------ Data listing ------

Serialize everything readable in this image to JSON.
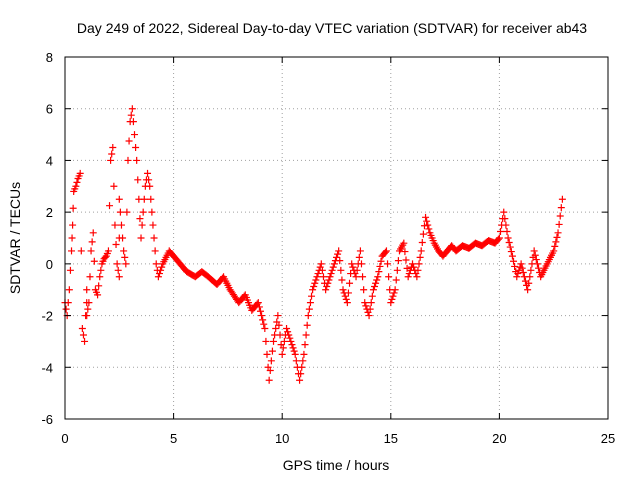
{
  "chart_data": {
    "type": "scatter",
    "title": "Day 249 of 2022, Sidereal Day-to-day VTEC variation (SDTVAR) for receiver ab43",
    "xlabel": "GPS time / hours",
    "ylabel": "SDTVAR / TECUs",
    "xlim": [
      0,
      25
    ],
    "ylim": [
      -6,
      8
    ],
    "xticks": [
      0,
      5,
      10,
      15,
      20,
      25
    ],
    "yticks": [
      -6,
      -4,
      -2,
      0,
      2,
      4,
      6,
      8
    ],
    "xtick_labels": [
      "0",
      "5",
      "10",
      "15",
      "20",
      "25"
    ],
    "ytick_labels": [
      "-6",
      "-4",
      "-2",
      "0",
      "2",
      "4",
      "6",
      "8"
    ],
    "grid": true,
    "marker": "plus",
    "color": "#ff0000",
    "series": [
      {
        "name": "ab43",
        "x": [
          0.0,
          0.1,
          0.2,
          0.3,
          0.35,
          0.4,
          0.5,
          0.6,
          0.7,
          0.8,
          0.9,
          1.0,
          1.0,
          1.1,
          1.2,
          1.3,
          1.4,
          1.5,
          1.6,
          1.7,
          1.8,
          1.9,
          2.0,
          2.1,
          2.2,
          2.3,
          2.4,
          2.5,
          2.5,
          2.6,
          2.7,
          2.8,
          2.9,
          3.0,
          3.1,
          3.2,
          3.3,
          3.4,
          3.5,
          3.6,
          3.7,
          3.8,
          3.9,
          4.0,
          4.1,
          4.2,
          4.3,
          4.5,
          4.8,
          5.0,
          5.3,
          5.6,
          6.0,
          6.3,
          6.6,
          7.0,
          7.3,
          7.6,
          8.0,
          8.3,
          8.6,
          8.9,
          9.2,
          9.4,
          9.6,
          9.8,
          10.0,
          10.2,
          10.4,
          10.6,
          10.8,
          11.0,
          11.2,
          11.4,
          11.6,
          11.8,
          12.0,
          12.2,
          12.4,
          12.6,
          12.8,
          13.0,
          13.2,
          13.4,
          13.6,
          13.8,
          14.0,
          14.2,
          14.4,
          14.6,
          14.8,
          15.0,
          15.2,
          15.4,
          15.6,
          15.8,
          16.0,
          16.2,
          16.4,
          16.6,
          16.8,
          17.0,
          17.2,
          17.4,
          17.6,
          17.8,
          18.0,
          18.3,
          18.6,
          18.9,
          19.2,
          19.5,
          19.8,
          20.0,
          20.2,
          20.4,
          20.6,
          20.8,
          21.0,
          21.3,
          21.6,
          21.9,
          22.2,
          22.5,
          22.7,
          22.9
        ],
        "y": [
          -1.5,
          -2.0,
          -1.0,
          0.5,
          1.5,
          2.8,
          3.0,
          3.3,
          3.5,
          -2.5,
          -3.0,
          -1.0,
          -2.0,
          -1.5,
          0.5,
          1.2,
          -1.0,
          -1.2,
          -0.5,
          0.0,
          0.2,
          0.3,
          0.5,
          4.0,
          4.5,
          1.5,
          0.0,
          -0.5,
          2.5,
          1.5,
          0.5,
          0.0,
          4.0,
          5.5,
          6.0,
          5.0,
          4.0,
          2.5,
          1.0,
          2.0,
          3.0,
          3.5,
          3.0,
          2.0,
          1.0,
          0.0,
          -0.5,
          0.0,
          0.5,
          0.3,
          0.0,
          -0.3,
          -0.5,
          -0.3,
          -0.5,
          -0.8,
          -0.5,
          -1.0,
          -1.5,
          -1.2,
          -1.8,
          -1.5,
          -2.5,
          -4.5,
          -3.0,
          -2.0,
          -3.5,
          -2.5,
          -3.0,
          -3.5,
          -4.5,
          -3.5,
          -2.0,
          -1.0,
          -0.5,
          0.0,
          -1.0,
          -0.5,
          0.0,
          0.5,
          -1.0,
          -1.5,
          0.0,
          -0.5,
          0.5,
          -1.5,
          -2.0,
          -1.0,
          -0.5,
          0.3,
          0.5,
          -1.5,
          -1.0,
          0.5,
          0.8,
          -0.5,
          0.0,
          -0.5,
          0.5,
          1.8,
          1.2,
          0.8,
          0.5,
          0.3,
          0.5,
          0.7,
          0.5,
          0.7,
          0.6,
          0.8,
          0.7,
          0.9,
          0.8,
          1.0,
          2.0,
          1.0,
          0.3,
          -0.5,
          0.0,
          -1.0,
          0.5,
          -0.5,
          0.0,
          0.5,
          1.2,
          2.5
        ]
      }
    ]
  }
}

------

*Goal*.
Restate the data above exactly, stripping out each image.

*Solved problem*.
Serialize everything readable in this image to JSON.
{
  "chart_data": {
    "type": "scatter",
    "title": "Day 249 of 2022, Sidereal Day-to-day VTEC variation (SDTVAR) for receiver ab43",
    "xlabel": "GPS time / hours",
    "ylabel": "SDTVAR / TECUs",
    "xlim": [
      0,
      25
    ],
    "ylim": [
      -6,
      8
    ],
    "xticks": [
      0,
      5,
      10,
      15,
      20,
      25
    ],
    "yticks": [
      -6,
      -4,
      -2,
      0,
      2,
      4,
      6,
      8
    ],
    "xtick_labels": [
      "0",
      "5",
      "10",
      "15",
      "20",
      "25"
    ],
    "ytick_labels": [
      "-6",
      "-4",
      "-2",
      "0",
      "2",
      "4",
      "6",
      "8"
    ],
    "grid": true,
    "marker": "plus",
    "color": "#ff0000",
    "series": [
      {
        "name": "ab43",
        "x": [
          0.0,
          0.1,
          0.2,
          0.3,
          0.35,
          0.4,
          0.5,
          0.6,
          0.7,
          0.8,
          0.9,
          1.0,
          1.0,
          1.1,
          1.2,
          1.3,
          1.4,
          1.5,
          1.6,
          1.7,
          1.8,
          1.9,
          2.0,
          2.1,
          2.2,
          2.3,
          2.4,
          2.5,
          2.5,
          2.6,
          2.7,
          2.8,
          2.9,
          3.0,
          3.1,
          3.2,
          3.3,
          3.4,
          3.5,
          3.6,
          3.7,
          3.8,
          3.9,
          4.0,
          4.1,
          4.2,
          4.3,
          4.5,
          4.8,
          5.0,
          5.3,
          5.6,
          6.0,
          6.3,
          6.6,
          7.0,
          7.3,
          7.6,
          8.0,
          8.3,
          8.6,
          8.9,
          9.2,
          9.4,
          9.6,
          9.8,
          10.0,
          10.2,
          10.4,
          10.6,
          10.8,
          11.0,
          11.2,
          11.4,
          11.6,
          11.8,
          12.0,
          12.2,
          12.4,
          12.6,
          12.8,
          13.0,
          13.2,
          13.4,
          13.6,
          13.8,
          14.0,
          14.2,
          14.4,
          14.6,
          14.8,
          15.0,
          15.2,
          15.4,
          15.6,
          15.8,
          16.0,
          16.2,
          16.4,
          16.6,
          16.8,
          17.0,
          17.2,
          17.4,
          17.6,
          17.8,
          18.0,
          18.3,
          18.6,
          18.9,
          19.2,
          19.5,
          19.8,
          20.0,
          20.2,
          20.4,
          20.6,
          20.8,
          21.0,
          21.3,
          21.6,
          21.9,
          22.2,
          22.5,
          22.7,
          22.9
        ],
        "y": [
          -1.5,
          -2.0,
          -1.0,
          0.5,
          1.5,
          2.8,
          3.0,
          3.3,
          3.5,
          -2.5,
          -3.0,
          -1.0,
          -2.0,
          -1.5,
          0.5,
          1.2,
          -1.0,
          -1.2,
          -0.5,
          0.0,
          0.2,
          0.3,
          0.5,
          4.0,
          4.5,
          1.5,
          0.0,
          -0.5,
          2.5,
          1.5,
          0.5,
          0.0,
          4.0,
          5.5,
          6.0,
          5.0,
          4.0,
          2.5,
          1.0,
          2.0,
          3.0,
          3.5,
          3.0,
          2.0,
          1.0,
          0.0,
          -0.5,
          0.0,
          0.5,
          0.3,
          0.0,
          -0.3,
          -0.5,
          -0.3,
          -0.5,
          -0.8,
          -0.5,
          -1.0,
          -1.5,
          -1.2,
          -1.8,
          -1.5,
          -2.5,
          -4.5,
          -3.0,
          -2.0,
          -3.5,
          -2.5,
          -3.0,
          -3.5,
          -4.5,
          -3.5,
          -2.0,
          -1.0,
          -0.5,
          0.0,
          -1.0,
          -0.5,
          0.0,
          0.5,
          -1.0,
          -1.5,
          0.0,
          -0.5,
          0.5,
          -1.5,
          -2.0,
          -1.0,
          -0.5,
          0.3,
          0.5,
          -1.5,
          -1.0,
          0.5,
          0.8,
          -0.5,
          0.0,
          -0.5,
          0.5,
          1.8,
          1.2,
          0.8,
          0.5,
          0.3,
          0.5,
          0.7,
          0.5,
          0.7,
          0.6,
          0.8,
          0.7,
          0.9,
          0.8,
          1.0,
          2.0,
          1.0,
          0.3,
          -0.5,
          0.0,
          -1.0,
          0.5,
          -0.5,
          0.0,
          0.5,
          1.2,
          2.5
        ]
      }
    ]
  }
}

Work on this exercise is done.